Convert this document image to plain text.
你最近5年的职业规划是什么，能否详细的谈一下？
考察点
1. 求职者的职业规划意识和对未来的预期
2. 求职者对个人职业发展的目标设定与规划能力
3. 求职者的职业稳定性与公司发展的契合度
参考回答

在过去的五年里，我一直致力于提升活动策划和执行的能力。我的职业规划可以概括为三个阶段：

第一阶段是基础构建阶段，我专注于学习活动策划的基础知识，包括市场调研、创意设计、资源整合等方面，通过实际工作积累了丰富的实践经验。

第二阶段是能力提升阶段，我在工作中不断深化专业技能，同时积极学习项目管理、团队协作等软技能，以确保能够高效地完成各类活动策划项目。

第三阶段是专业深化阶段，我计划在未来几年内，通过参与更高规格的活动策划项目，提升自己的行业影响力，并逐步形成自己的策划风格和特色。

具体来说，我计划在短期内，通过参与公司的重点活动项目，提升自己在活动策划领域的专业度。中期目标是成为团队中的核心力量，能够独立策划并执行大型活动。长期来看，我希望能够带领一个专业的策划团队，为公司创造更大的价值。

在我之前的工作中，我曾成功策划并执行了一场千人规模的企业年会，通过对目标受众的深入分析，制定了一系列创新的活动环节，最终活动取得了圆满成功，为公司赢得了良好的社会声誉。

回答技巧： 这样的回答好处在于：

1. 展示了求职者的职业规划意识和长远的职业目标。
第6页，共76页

[Exercise directions]
Print every entry exactly as written.

[Final result]
Convert this document image to plain text.
你最近5年的职业规划是什么，能否详细的谈一下？
考察点
1. 求职者的职业规划意识和对未来的预期
2. 求职者对个人职业发展的目标设定与规划能力
3. 求职者的职业稳定性与公司发展的契合度
参考回答

在过去的五年里，我一直致力于提升活动策划和执行的能力。我的职业规划可以概括为三个阶段：

第一阶段是基础构建阶段，我专注于学习活动策划的基础知识，包括市场调研、创意设计、资源整合等方面，通过实际工作积累了丰富的实践经验。

第二阶段是能力提升阶段，我在工作中不断深化专业技能，同时积极学习项目管理、团队协作等软技能，以确保能够高效地完成各类活动策划项目。

第三阶段是专业深化阶段，我计划在未来几年内，通过参与更高规格的活动策划项目，提升自己的行业影响力，并逐步形成自己的策划风格和特色。

具体来说，我计划在短期内，通过参与公司的重点活动项目，提升自己在活动策划领域的专业度。中期目标是成为团队中的核心力量，能够独立策划并执行大型活动。长期来看，我希望能够带领一个专业的策划团队，为公司创造更大的价值。

在我之前的工作中，我曾成功策划并执行了一场千人规模的企业年会，通过对目标受众的深入分析，制定了一系列创新的活动环节，最终活动取得了圆满成功，为公司赢得了良好的社会声誉。

回答技巧： 这样的回答好处在于：

1. 展示了求职者的职业规划意识和长远的职业目标。
第6页，共76页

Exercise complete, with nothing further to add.